### INSTRUCTION
The records below must be copied in full; omit the images.

• • • • •

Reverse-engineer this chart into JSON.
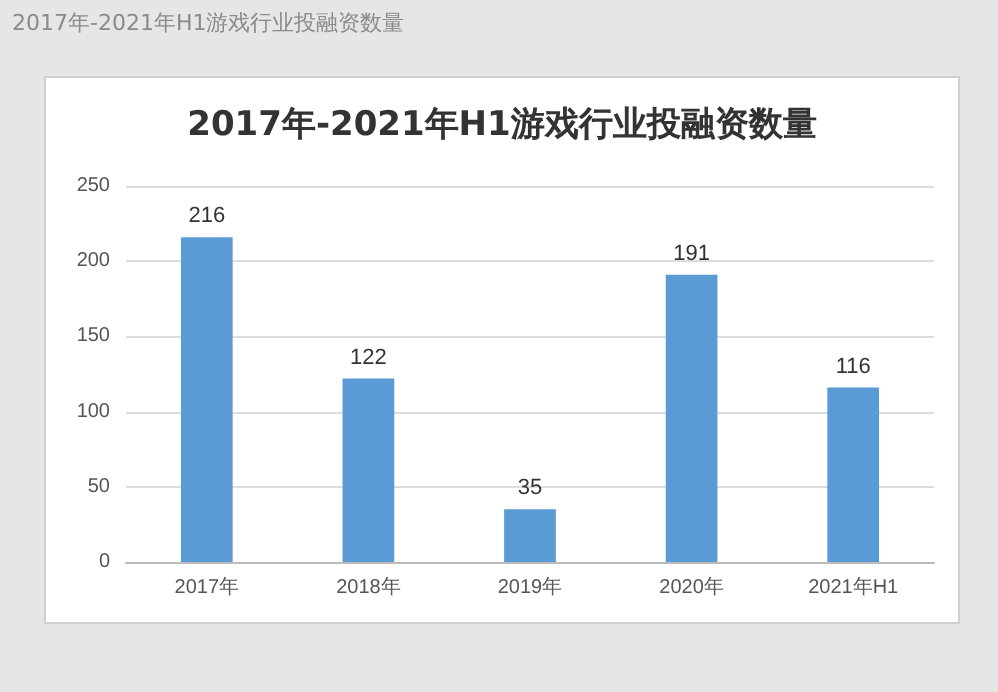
{
  "chart_data": {
    "type": "bar",
    "subtitle": "2017年-2021年H1游戏行业投融资数量",
    "title": "2017年-2021年H1游戏行业投融资数量",
    "categories": [
      "2017年",
      "2018年",
      "2019年",
      "2020年",
      "2021年H1"
    ],
    "values": [
      216,
      122,
      35,
      191,
      116
    ],
    "color": "#5b9bd5",
    "ylim": [
      0,
      250
    ],
    "yticks": [
      0,
      50,
      100,
      150,
      200,
      250
    ],
    "grid": "y",
    "data_labels": true
  }
}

• • • • •

### COMPLETE ANSWER
Reverse-engineer this chart into JSON.
{
  "chart_data": {
    "type": "bar",
    "subtitle": "2017年-2021年H1游戏行业投融资数量",
    "title": "2017年-2021年H1游戏行业投融资数量",
    "categories": [
      "2017年",
      "2018年",
      "2019年",
      "2020年",
      "2021年H1"
    ],
    "values": [
      216,
      122,
      35,
      191,
      116
    ],
    "color": "#5b9bd5",
    "ylim": [
      0,
      250
    ],
    "yticks": [
      0,
      50,
      100,
      150,
      200,
      250
    ],
    "grid": "y",
    "data_labels": true
  }
}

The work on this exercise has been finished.